Testo fornito:
•••

Come ha reagito la famiglia Ferraretti alla sua proposta?
«Con grande attenzione, invitandomi a casa a presentare il mio progetto. Si sono fidati e superati i legittimi dubbi iniziali ne sono diventati parte attiva. Sono passati tre anni e abbiamo deciso di continuare, amano il giardino tanto quanto lo amo io, vengono a Viserbella per godersi la visione delle fioriture spontanee. Non potrò mai ringraziarli abbastanza per aver creduto in me».
La prima azione?
«Non fare più intervenire le ruspe per spianare. Ora dopo quasi quattro anni si sta riformando la duna naturale. La spiaggia è un sistema vivo e si modifica da sola: le piante che la affollano radicando trattengono piccoli legnetti, conchiglie, foglie secche o piante appassite e questo ricrea con l’aiuto del vento movimenti naturali, ripari e nuove vegetazioni. Vi sono delle specie di piante, dette non a caso pioniere, che arrivano da sole e colonizzano. La vita è movimento».
Come procede il lavoro?
«La mia attività consiste nel coltivare l’incolto, nell’esserci e osservare, tenere pulita l’area dai rifiuti che possono arrivare dalla spiaggia, accompagnare con amore la crescita della vegetazione, incentivarla seminando semi raccolti in zona e sperimentando qualche nuova piantumazione. Il giardino è un’oasi di libertà piena di vita, sono tornati piccoli insetti innocui, gli impollinatori, le lucertole, le libellule, i codirossi. Le fioriture sono molto intense e si alternano secondo un ritmo naturale al giallo secco di ciò che appare morto ma non lo è, si sta solo preparando a nuove fioriture».

•••

Contenuto dell'elenco:
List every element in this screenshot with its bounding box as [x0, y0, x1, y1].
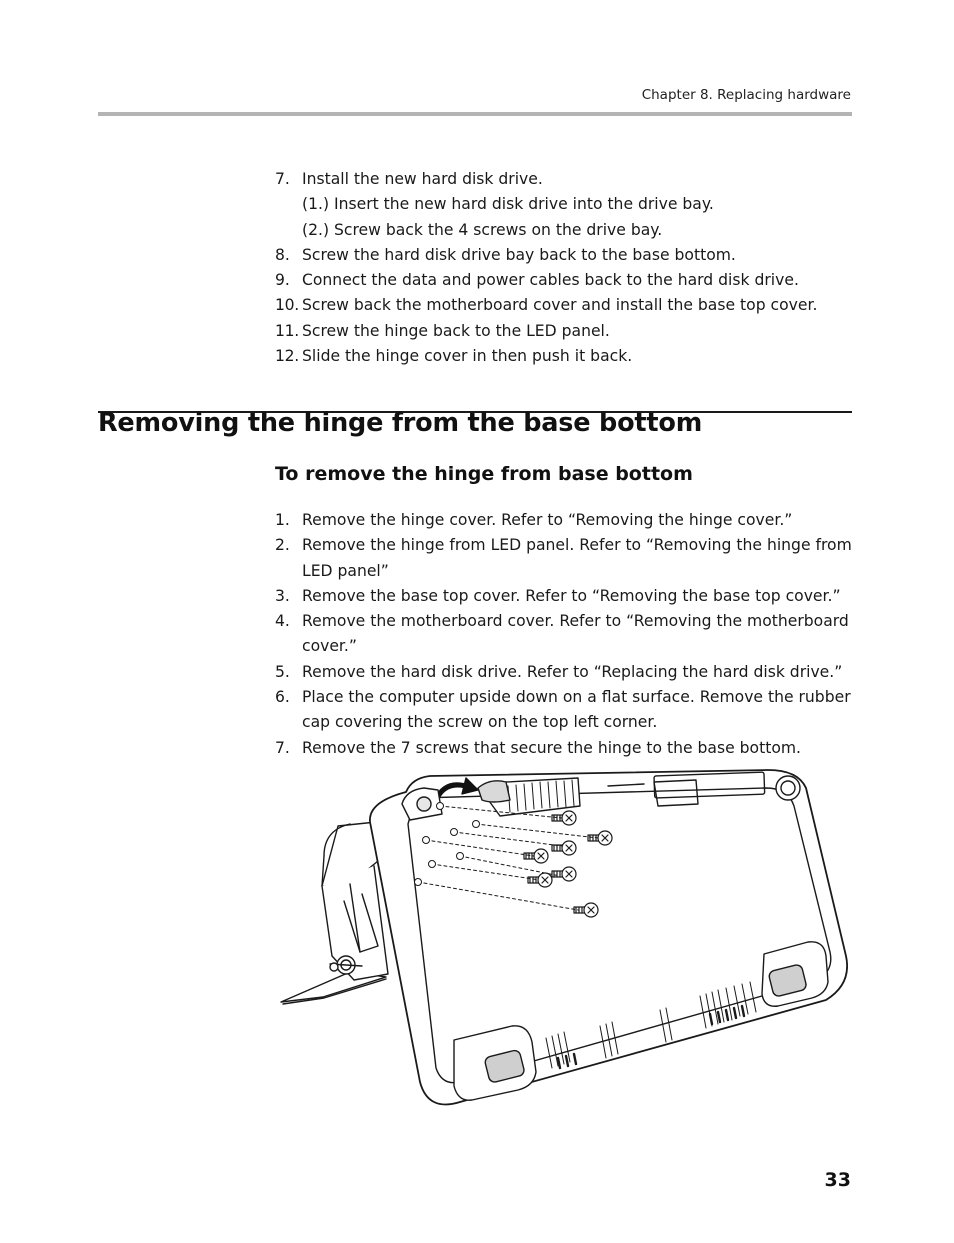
- step-text: Connect the data and power cables back to the hard disk drive.: [302, 271, 799, 290]
- list-item: [275, 293, 855, 318]
- step-text: Remove the motherboard cover. Refer to “Removing the motherboard cover.”: [302, 612, 849, 656]
- list-item: [275, 508, 855, 533]
- step-number: 7.: [275, 738, 290, 757]
- list-item: [275, 167, 855, 243]
- list-item: [275, 268, 855, 293]
- procedure-title: To remove the hinge from base bottom: [275, 463, 693, 485]
- list-item: [275, 319, 855, 344]
- list-item: [275, 584, 855, 609]
- step-text: Remove the base top cover. Refer to “Removing the base top cover.”: [302, 586, 841, 605]
- section-title: Removing the hinge from the base bottom: [98, 408, 703, 438]
- step-text: Remove the hinge cover. Refer to “Removing the hinge cover.”: [302, 511, 793, 529]
- list-item: [275, 660, 855, 685]
- step-substep: (2.) Screw back the 4 screws on the drive bay.: [302, 220, 663, 239]
- step-number: 6.: [275, 688, 290, 707]
- step-list-install: [275, 167, 855, 369]
- list-item: [275, 533, 855, 584]
- step-text: Screw the hinge back to the LED panel.: [302, 321, 610, 340]
- hinge-removal-illustration: [278, 766, 848, 1112]
- rubber-foot-left: [454, 1026, 536, 1100]
- step-text: Remove the hard disk drive. Refer to “Replacing the hard disk drive.”: [302, 662, 843, 681]
- step-number: 8.: [275, 245, 290, 264]
- step-text: Screw the hard disk drive bay back to the base bottom.: [302, 245, 736, 264]
- list-item: [275, 736, 855, 761]
- hinge-stand: [281, 822, 388, 1004]
- step-number: 10.: [275, 296, 299, 315]
- step-number: 12.: [275, 347, 299, 366]
- step-number: 7.: [275, 170, 290, 188]
- step-text: Slide the hinge cover in then push it back.: [302, 347, 633, 366]
- step-number: 5.: [275, 662, 290, 681]
- step-text: Place the computer upside down on a flat surface. Remove the rubber cap covering the screw on the top left corner.: [302, 688, 851, 732]
- step-text: Remove the hinge from LED panel. Refer to “Removing the hinge from LED panel”: [302, 536, 852, 580]
- step-text: Install the new hard disk drive.: [302, 170, 543, 188]
- step-number: 2.: [275, 536, 290, 555]
- step-text: Remove the 7 screws that secure the hinge to the base bottom.: [302, 738, 802, 757]
- base-bottom-body: [370, 770, 847, 1105]
- list-item: [275, 685, 855, 736]
- step-number: 4.: [275, 612, 290, 631]
- step-substep: (1.) Insert the new hard disk drive into the drive bay.: [302, 195, 714, 214]
- list-item: [275, 344, 855, 369]
- step-text: Screw back the motherboard cover and install the base top cover.: [302, 296, 818, 315]
- running-header: Chapter 8. Replacing hardware: [641, 87, 851, 103]
- page-number: 33: [824, 1169, 851, 1191]
- step-list-remove-hinge: [275, 508, 855, 761]
- header-rule: [98, 112, 852, 116]
- list-item: [275, 243, 855, 268]
- step-number: 11.: [275, 321, 299, 340]
- step-number: 1.: [275, 511, 290, 529]
- list-item: [275, 609, 855, 660]
- step-number: 3.: [275, 586, 290, 605]
- step-number: 9.: [275, 271, 290, 290]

•••

Attività richieste:
**A)** Stampa dall'intervista sul giardino di Viserbella tutto il passo che va da "La prima azione?" giù fino a "procede il lavoro?".
**B)** Traduci in inglese questa frase dell'intervista sul giardino di Viserbella: «Ora dopo quasi quattro anni si sta riformando la duna naturale.»

Soluzioni dell'esercizio:
**A)**
La prima azione?
«Non fare più intervenire le ruspe per spianare. Ora dopo quasi quattro anni si sta riformando la duna naturale. La spiaggia è un sistema vivo e si modifica da sola: le piante che la affollano radicando trattengono piccoli legnetti, conchiglie, foglie secche o piante appassite e questo ricrea con l’aiuto del vento movimenti naturali, ripari e nuove vegetazioni. Vi sono delle specie di piante, dette non a caso pioniere, che arrivano da sole e colonizzano. La vita è movimento».
Come procede il lavoro?

**B)** Now, after almost four years, the natural dune is re-forming.